▶ _What is expected_
Produce an exact transcription of the listing below, omitting the pictures.
-- start of Extracted entries --
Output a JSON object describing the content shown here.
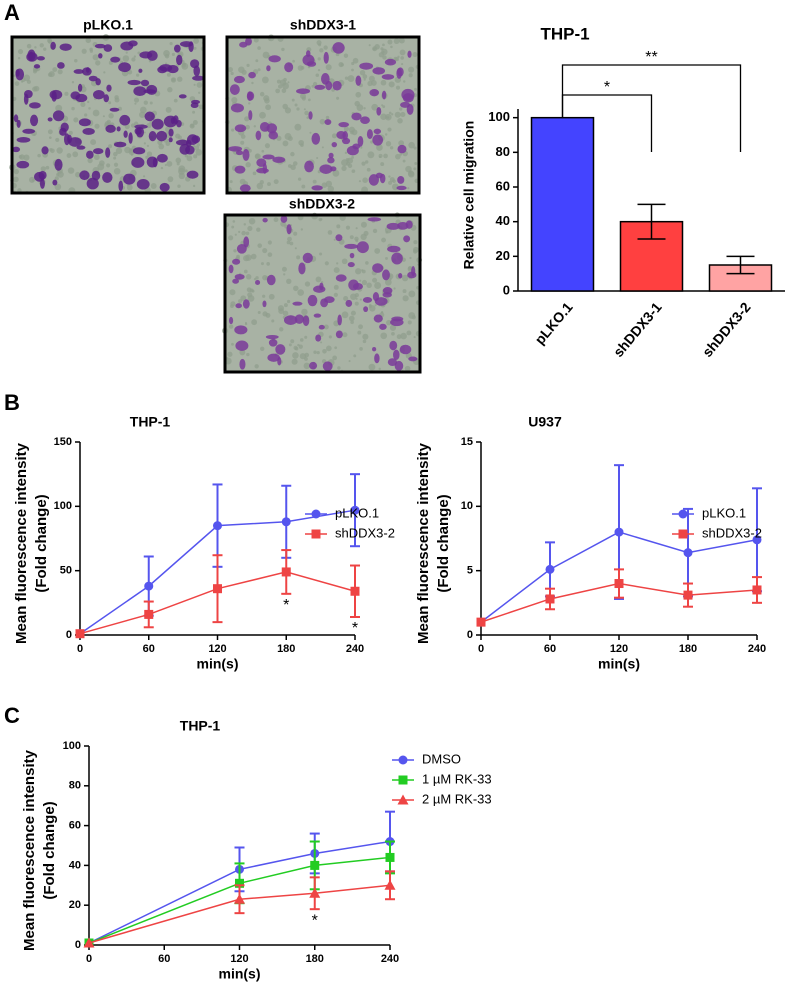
{
  "panel_labels": [
    "A",
    "B",
    "C"
  ],
  "images": [
    {
      "label": "pLKO.1"
    },
    {
      "label": "shDDX3-1"
    },
    {
      "label": "shDDX3-2"
    }
  ],
  "chart_data": [
    {
      "type": "bar",
      "title": "THP-1",
      "ylabel": "Relative cell migration",
      "categories": [
        "pLKO.1",
        "shDDX3-1",
        "shDDX3-2"
      ],
      "values": [
        100,
        40,
        15
      ],
      "errors": [
        0,
        10,
        5
      ],
      "colors": [
        "#4444ff",
        "#ff4040",
        "#ffa3a3"
      ],
      "ylim": [
        0,
        105
      ],
      "yticks": [
        0,
        20,
        40,
        60,
        80,
        100
      ],
      "significance": [
        "*",
        "**"
      ]
    },
    {
      "type": "line",
      "title": "THP-1",
      "ylabel": [
        "Mean fluorescence intensity",
        "(Fold change)"
      ],
      "xlabel": "min(s)",
      "x": [
        0,
        60,
        120,
        180,
        240
      ],
      "xlim": [
        0,
        240
      ],
      "xticks": [
        0,
        60,
        120,
        180,
        240
      ],
      "ylim": [
        0,
        150
      ],
      "yticks": [
        0,
        50,
        100,
        150
      ],
      "series": [
        {
          "name": "pLKO.1",
          "color": "#5555ee",
          "marker": "circle",
          "values": [
            1,
            38,
            85,
            88,
            97
          ],
          "errors": [
            0,
            23,
            32,
            28,
            28
          ]
        },
        {
          "name": "shDDX3-2",
          "color": "#ee4444",
          "marker": "square",
          "values": [
            1,
            16,
            36,
            49,
            34
          ],
          "errors": [
            0,
            10,
            26,
            17,
            20
          ]
        }
      ],
      "annotations": [
        {
          "text": "*",
          "x": 180
        },
        {
          "text": "*",
          "x": 240
        }
      ]
    },
    {
      "type": "line",
      "title": "U937",
      "ylabel": [
        "Mean fluorescence intensity",
        "(Fold change)"
      ],
      "xlabel": "min(s)",
      "x": [
        0,
        60,
        120,
        180,
        240
      ],
      "xlim": [
        0,
        240
      ],
      "xticks": [
        0,
        60,
        120,
        180,
        240
      ],
      "ylim": [
        0,
        15
      ],
      "yticks": [
        0,
        5,
        10,
        15
      ],
      "series": [
        {
          "name": "pLKO.1",
          "color": "#5555ee",
          "marker": "circle",
          "values": [
            1,
            5.1,
            8,
            6.4,
            7.4
          ],
          "errors": [
            0,
            2.1,
            5.2,
            3.4,
            4
          ]
        },
        {
          "name": "shDDX3-2",
          "color": "#ee4444",
          "marker": "square",
          "values": [
            1,
            2.8,
            4,
            3.1,
            3.5
          ],
          "errors": [
            0,
            0.8,
            1.1,
            0.9,
            1
          ]
        }
      ],
      "annotations": []
    },
    {
      "type": "line",
      "title": "THP-1",
      "ylabel": [
        "Mean fluorescence intensity",
        "(Fold change)"
      ],
      "xlabel": "min(s)",
      "x": [
        0,
        120,
        180,
        240
      ],
      "xlim": [
        0,
        240
      ],
      "xticks": [
        0,
        60,
        120,
        180,
        240
      ],
      "ylim": [
        0,
        100
      ],
      "yticks": [
        0,
        20,
        40,
        60,
        80,
        100
      ],
      "series": [
        {
          "name": "DMSO",
          "color": "#5555ee",
          "marker": "circle",
          "values": [
            1,
            38,
            46,
            52
          ],
          "errors": [
            0,
            11,
            10,
            15
          ]
        },
        {
          "name": "1 µM RK-33",
          "color": "#22cc22",
          "marker": "square",
          "values": [
            1,
            31,
            40,
            44
          ],
          "errors": [
            0,
            10,
            12,
            8
          ]
        },
        {
          "name": "2 µM RK-33",
          "color": "#ee4444",
          "marker": "triangle",
          "values": [
            1,
            23,
            26,
            30
          ],
          "errors": [
            0,
            7,
            8,
            7
          ]
        }
      ],
      "annotations": [
        {
          "text": "*",
          "x": 180
        }
      ]
    }
  ]
}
-- end of Extracted entries --
▶ _Output for this exercise_
Output a JSON object describing the content shown here.
{
  "panel_labels": [
    "A",
    "B",
    "C"
  ],
  "images": [
    {
      "label": "pLKO.1"
    },
    {
      "label": "shDDX3-1"
    },
    {
      "label": "shDDX3-2"
    }
  ],
  "chart_data": [
    {
      "type": "bar",
      "title": "THP-1",
      "ylabel": "Relative cell migration",
      "categories": [
        "pLKO.1",
        "shDDX3-1",
        "shDDX3-2"
      ],
      "values": [
        100,
        40,
        15
      ],
      "errors": [
        0,
        10,
        5
      ],
      "colors": [
        "#4444ff",
        "#ff4040",
        "#ffa3a3"
      ],
      "ylim": [
        0,
        105
      ],
      "yticks": [
        0,
        20,
        40,
        60,
        80,
        100
      ],
      "significance": [
        "*",
        "**"
      ]
    },
    {
      "type": "line",
      "title": "THP-1",
      "ylabel": [
        "Mean fluorescence intensity",
        "(Fold change)"
      ],
      "xlabel": "min(s)",
      "x": [
        0,
        60,
        120,
        180,
        240
      ],
      "xlim": [
        0,
        240
      ],
      "xticks": [
        0,
        60,
        120,
        180,
        240
      ],
      "ylim": [
        0,
        150
      ],
      "yticks": [
        0,
        50,
        100,
        150
      ],
      "series": [
        {
          "name": "pLKO.1",
          "color": "#5555ee",
          "marker": "circle",
          "values": [
            1,
            38,
            85,
            88,
            97
          ],
          "errors": [
            0,
            23,
            32,
            28,
            28
          ]
        },
        {
          "name": "shDDX3-2",
          "color": "#ee4444",
          "marker": "square",
          "values": [
            1,
            16,
            36,
            49,
            34
          ],
          "errors": [
            0,
            10,
            26,
            17,
            20
          ]
        }
      ],
      "annotations": [
        {
          "text": "*",
          "x": 180
        },
        {
          "text": "*",
          "x": 240
        }
      ]
    },
    {
      "type": "line",
      "title": "U937",
      "ylabel": [
        "Mean fluorescence intensity",
        "(Fold change)"
      ],
      "xlabel": "min(s)",
      "x": [
        0,
        60,
        120,
        180,
        240
      ],
      "xlim": [
        0,
        240
      ],
      "xticks": [
        0,
        60,
        120,
        180,
        240
      ],
      "ylim": [
        0,
        15
      ],
      "yticks": [
        0,
        5,
        10,
        15
      ],
      "series": [
        {
          "name": "pLKO.1",
          "color": "#5555ee",
          "marker": "circle",
          "values": [
            1,
            5.1,
            8,
            6.4,
            7.4
          ],
          "errors": [
            0,
            2.1,
            5.2,
            3.4,
            4
          ]
        },
        {
          "name": "shDDX3-2",
          "color": "#ee4444",
          "marker": "square",
          "values": [
            1,
            2.8,
            4,
            3.1,
            3.5
          ],
          "errors": [
            0,
            0.8,
            1.1,
            0.9,
            1
          ]
        }
      ],
      "annotations": []
    },
    {
      "type": "line",
      "title": "THP-1",
      "ylabel": [
        "Mean fluorescence intensity",
        "(Fold change)"
      ],
      "xlabel": "min(s)",
      "x": [
        0,
        120,
        180,
        240
      ],
      "xlim": [
        0,
        240
      ],
      "xticks": [
        0,
        60,
        120,
        180,
        240
      ],
      "ylim": [
        0,
        100
      ],
      "yticks": [
        0,
        20,
        40,
        60,
        80,
        100
      ],
      "series": [
        {
          "name": "DMSO",
          "color": "#5555ee",
          "marker": "circle",
          "values": [
            1,
            38,
            46,
            52
          ],
          "errors": [
            0,
            11,
            10,
            15
          ]
        },
        {
          "name": "1 µM RK-33",
          "color": "#22cc22",
          "marker": "square",
          "values": [
            1,
            31,
            40,
            44
          ],
          "errors": [
            0,
            10,
            12,
            8
          ]
        },
        {
          "name": "2 µM RK-33",
          "color": "#ee4444",
          "marker": "triangle",
          "values": [
            1,
            23,
            26,
            30
          ],
          "errors": [
            0,
            7,
            8,
            7
          ]
        }
      ],
      "annotations": [
        {
          "text": "*",
          "x": 180
        }
      ]
    }
  ]
}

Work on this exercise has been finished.